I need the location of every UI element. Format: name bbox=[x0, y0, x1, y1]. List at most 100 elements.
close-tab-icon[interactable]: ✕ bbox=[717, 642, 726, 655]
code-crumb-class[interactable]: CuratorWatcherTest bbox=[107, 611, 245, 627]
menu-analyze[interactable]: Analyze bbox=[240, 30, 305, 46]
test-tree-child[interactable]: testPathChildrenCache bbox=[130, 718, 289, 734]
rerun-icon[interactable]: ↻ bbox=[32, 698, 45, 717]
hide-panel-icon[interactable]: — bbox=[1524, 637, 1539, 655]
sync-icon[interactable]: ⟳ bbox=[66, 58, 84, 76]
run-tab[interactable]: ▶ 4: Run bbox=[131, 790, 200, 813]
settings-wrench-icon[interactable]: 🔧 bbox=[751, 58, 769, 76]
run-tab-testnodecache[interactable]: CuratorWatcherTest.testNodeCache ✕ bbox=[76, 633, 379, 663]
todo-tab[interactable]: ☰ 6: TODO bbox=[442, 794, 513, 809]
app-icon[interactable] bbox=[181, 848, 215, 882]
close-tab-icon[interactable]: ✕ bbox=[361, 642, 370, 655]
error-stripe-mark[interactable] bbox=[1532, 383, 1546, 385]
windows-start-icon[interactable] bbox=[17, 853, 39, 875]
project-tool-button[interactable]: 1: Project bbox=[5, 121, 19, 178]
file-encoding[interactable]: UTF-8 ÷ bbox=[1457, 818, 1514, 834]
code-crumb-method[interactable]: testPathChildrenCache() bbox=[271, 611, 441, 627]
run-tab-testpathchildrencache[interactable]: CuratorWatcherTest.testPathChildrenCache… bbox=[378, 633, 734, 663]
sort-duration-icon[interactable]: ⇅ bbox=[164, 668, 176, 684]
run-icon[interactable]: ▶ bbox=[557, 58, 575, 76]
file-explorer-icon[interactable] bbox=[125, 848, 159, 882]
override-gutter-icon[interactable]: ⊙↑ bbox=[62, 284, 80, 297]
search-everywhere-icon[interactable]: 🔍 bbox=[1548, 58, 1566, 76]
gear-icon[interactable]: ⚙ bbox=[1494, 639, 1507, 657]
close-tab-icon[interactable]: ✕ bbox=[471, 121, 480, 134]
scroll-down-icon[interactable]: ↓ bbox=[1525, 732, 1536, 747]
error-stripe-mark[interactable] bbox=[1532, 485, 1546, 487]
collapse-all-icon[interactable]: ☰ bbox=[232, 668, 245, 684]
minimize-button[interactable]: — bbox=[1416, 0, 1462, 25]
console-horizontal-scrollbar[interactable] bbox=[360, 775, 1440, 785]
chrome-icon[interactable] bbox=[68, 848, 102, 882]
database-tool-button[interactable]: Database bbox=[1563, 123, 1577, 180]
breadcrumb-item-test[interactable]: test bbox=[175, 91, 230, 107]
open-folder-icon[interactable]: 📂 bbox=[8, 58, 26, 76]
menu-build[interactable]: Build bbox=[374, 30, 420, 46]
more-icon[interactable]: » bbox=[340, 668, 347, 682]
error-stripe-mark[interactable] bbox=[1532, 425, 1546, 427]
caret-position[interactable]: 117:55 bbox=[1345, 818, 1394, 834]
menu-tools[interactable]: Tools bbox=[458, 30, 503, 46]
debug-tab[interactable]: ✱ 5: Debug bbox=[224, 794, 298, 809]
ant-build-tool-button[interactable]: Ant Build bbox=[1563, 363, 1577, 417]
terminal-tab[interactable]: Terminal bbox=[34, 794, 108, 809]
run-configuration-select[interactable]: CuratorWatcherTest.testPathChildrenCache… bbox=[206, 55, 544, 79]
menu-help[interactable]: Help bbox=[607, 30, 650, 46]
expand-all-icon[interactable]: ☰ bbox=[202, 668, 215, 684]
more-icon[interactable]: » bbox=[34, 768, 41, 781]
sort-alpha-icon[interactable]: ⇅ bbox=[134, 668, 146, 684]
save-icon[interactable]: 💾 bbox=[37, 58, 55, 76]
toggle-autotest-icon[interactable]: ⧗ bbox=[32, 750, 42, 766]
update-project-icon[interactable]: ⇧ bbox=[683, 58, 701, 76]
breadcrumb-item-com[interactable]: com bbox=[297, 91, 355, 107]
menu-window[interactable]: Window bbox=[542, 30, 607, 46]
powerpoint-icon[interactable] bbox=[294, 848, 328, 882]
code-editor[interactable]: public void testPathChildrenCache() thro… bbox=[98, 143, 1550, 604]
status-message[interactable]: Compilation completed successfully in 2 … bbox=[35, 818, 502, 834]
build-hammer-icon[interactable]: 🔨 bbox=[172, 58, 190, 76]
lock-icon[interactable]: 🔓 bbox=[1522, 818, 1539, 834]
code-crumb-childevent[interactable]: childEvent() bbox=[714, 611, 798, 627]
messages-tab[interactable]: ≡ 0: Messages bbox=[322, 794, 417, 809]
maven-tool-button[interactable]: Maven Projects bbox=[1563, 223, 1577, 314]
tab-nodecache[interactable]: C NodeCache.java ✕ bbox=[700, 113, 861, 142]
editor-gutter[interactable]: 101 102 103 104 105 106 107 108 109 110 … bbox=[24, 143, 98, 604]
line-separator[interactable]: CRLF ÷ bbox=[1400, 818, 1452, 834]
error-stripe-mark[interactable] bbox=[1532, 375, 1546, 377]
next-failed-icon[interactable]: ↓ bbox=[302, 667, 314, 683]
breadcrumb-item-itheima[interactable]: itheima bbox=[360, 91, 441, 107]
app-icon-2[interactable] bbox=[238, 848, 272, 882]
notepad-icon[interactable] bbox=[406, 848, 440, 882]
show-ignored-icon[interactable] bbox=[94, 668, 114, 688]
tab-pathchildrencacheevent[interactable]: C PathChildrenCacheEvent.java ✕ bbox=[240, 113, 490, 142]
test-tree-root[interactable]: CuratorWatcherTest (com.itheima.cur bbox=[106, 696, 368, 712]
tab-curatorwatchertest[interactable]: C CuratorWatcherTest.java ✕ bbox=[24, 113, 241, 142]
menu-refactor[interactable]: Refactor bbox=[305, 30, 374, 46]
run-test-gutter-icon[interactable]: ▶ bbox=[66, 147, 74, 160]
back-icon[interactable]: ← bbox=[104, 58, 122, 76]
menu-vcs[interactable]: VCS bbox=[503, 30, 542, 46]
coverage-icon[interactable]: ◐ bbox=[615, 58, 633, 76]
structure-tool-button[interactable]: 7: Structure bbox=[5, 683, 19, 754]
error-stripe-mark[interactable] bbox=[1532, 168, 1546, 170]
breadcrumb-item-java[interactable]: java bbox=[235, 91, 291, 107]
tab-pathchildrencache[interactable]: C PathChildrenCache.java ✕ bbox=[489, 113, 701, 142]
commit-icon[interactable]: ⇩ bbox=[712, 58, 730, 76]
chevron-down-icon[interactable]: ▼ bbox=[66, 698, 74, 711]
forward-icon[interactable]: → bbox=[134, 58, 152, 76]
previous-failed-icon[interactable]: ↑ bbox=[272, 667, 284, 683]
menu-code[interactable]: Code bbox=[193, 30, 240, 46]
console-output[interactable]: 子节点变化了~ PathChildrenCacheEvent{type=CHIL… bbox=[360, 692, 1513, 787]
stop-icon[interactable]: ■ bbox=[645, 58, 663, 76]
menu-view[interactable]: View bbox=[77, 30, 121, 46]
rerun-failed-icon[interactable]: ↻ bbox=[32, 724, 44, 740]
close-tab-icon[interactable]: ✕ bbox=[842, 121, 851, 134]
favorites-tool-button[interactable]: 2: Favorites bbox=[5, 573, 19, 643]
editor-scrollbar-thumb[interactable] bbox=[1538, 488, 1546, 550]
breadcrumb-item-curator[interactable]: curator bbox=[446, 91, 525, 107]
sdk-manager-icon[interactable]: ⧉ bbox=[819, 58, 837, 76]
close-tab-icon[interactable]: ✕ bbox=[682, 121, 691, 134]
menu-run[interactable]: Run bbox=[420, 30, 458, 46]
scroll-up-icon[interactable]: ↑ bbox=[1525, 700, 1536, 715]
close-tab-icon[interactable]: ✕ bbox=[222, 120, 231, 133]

· · ·

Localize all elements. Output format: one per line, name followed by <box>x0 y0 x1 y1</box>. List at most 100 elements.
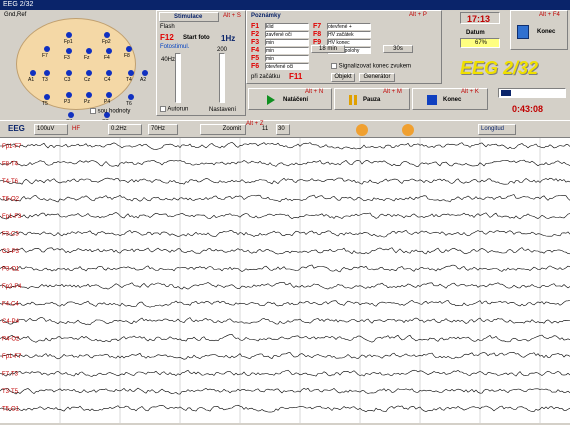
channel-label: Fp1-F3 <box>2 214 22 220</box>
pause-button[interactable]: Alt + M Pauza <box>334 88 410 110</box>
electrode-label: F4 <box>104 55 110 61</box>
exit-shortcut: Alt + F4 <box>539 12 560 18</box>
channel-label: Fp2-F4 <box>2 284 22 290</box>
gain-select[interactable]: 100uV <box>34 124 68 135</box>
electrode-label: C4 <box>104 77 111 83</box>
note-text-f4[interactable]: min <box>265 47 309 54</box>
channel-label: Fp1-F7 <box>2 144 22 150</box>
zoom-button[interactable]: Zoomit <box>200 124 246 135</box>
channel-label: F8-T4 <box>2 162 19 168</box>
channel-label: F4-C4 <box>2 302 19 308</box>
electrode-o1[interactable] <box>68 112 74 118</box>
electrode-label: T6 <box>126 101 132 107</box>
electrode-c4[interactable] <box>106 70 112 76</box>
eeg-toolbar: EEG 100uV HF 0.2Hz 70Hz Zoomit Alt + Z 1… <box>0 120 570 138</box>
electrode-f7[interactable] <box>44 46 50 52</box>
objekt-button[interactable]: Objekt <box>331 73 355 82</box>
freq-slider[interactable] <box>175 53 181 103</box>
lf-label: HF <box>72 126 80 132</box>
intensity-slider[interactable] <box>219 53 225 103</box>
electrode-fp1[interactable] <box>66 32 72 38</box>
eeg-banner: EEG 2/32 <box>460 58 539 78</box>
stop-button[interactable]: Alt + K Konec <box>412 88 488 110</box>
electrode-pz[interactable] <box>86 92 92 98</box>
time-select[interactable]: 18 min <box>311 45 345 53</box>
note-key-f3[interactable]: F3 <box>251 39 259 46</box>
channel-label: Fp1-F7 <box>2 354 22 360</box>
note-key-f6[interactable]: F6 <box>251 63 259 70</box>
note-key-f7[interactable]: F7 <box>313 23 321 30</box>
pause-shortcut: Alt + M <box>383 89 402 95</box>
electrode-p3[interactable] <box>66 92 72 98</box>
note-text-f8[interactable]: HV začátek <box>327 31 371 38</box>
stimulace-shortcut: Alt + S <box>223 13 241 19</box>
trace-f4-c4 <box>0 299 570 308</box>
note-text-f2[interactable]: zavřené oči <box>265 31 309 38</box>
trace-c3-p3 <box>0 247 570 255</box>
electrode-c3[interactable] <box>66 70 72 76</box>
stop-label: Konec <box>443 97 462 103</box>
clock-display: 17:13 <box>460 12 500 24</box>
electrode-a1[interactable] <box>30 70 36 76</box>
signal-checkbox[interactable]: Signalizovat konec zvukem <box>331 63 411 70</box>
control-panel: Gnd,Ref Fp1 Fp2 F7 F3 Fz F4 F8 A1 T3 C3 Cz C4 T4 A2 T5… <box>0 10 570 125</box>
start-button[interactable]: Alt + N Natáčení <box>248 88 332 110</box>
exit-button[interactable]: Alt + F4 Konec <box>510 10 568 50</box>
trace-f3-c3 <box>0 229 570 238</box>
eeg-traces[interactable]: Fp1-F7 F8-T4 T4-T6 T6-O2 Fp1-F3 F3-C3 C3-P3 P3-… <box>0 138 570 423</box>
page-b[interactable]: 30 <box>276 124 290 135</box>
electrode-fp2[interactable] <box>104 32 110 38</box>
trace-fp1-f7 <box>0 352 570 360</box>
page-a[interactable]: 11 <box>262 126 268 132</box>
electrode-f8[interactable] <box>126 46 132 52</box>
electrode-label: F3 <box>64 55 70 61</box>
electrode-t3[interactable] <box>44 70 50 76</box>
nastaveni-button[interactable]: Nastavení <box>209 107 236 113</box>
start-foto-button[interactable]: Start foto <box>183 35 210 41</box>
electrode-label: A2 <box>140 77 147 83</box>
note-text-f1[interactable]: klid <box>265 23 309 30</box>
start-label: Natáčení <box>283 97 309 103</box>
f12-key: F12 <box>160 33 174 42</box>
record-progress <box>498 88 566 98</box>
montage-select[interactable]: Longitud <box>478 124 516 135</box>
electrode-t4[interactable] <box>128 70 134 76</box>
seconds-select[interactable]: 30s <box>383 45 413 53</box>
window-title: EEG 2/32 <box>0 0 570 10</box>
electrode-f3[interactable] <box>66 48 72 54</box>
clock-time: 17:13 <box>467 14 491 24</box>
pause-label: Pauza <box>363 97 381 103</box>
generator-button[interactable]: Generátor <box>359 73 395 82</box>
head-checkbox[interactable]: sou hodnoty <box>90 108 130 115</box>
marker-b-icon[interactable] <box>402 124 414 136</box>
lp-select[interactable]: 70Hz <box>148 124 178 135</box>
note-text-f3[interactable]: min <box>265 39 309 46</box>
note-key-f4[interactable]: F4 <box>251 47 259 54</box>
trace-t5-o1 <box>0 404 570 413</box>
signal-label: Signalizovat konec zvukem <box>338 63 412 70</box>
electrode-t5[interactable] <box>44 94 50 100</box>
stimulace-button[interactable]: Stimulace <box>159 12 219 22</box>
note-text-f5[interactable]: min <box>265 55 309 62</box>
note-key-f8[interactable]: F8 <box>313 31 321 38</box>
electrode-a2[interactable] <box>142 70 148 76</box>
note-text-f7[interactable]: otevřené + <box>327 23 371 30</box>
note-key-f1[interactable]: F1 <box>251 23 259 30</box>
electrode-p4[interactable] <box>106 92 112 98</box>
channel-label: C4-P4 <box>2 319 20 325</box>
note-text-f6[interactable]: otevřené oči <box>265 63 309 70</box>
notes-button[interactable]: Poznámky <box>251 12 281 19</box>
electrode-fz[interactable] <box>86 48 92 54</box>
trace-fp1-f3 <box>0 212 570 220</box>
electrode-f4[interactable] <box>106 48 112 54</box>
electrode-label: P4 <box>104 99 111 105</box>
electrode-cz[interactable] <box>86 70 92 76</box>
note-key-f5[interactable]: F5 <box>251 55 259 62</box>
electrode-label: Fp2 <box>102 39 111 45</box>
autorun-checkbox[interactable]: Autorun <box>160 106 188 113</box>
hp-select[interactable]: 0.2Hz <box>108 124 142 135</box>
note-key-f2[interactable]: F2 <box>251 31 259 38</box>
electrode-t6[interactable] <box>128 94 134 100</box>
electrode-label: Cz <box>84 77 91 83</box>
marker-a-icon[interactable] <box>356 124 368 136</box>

· · ·

**WHAT THE EXERCISE ASKS**: Locate every row above that contains the word "shortcut", and copy each of those rows.

**TASK ANSWER**:
exit-shortcut: Alt + F4 <box>539 12 560 18</box>
pause-shortcut: Alt + M <box>383 89 402 95</box>
stimulace-shortcut: Alt + S <box>223 13 241 19</box>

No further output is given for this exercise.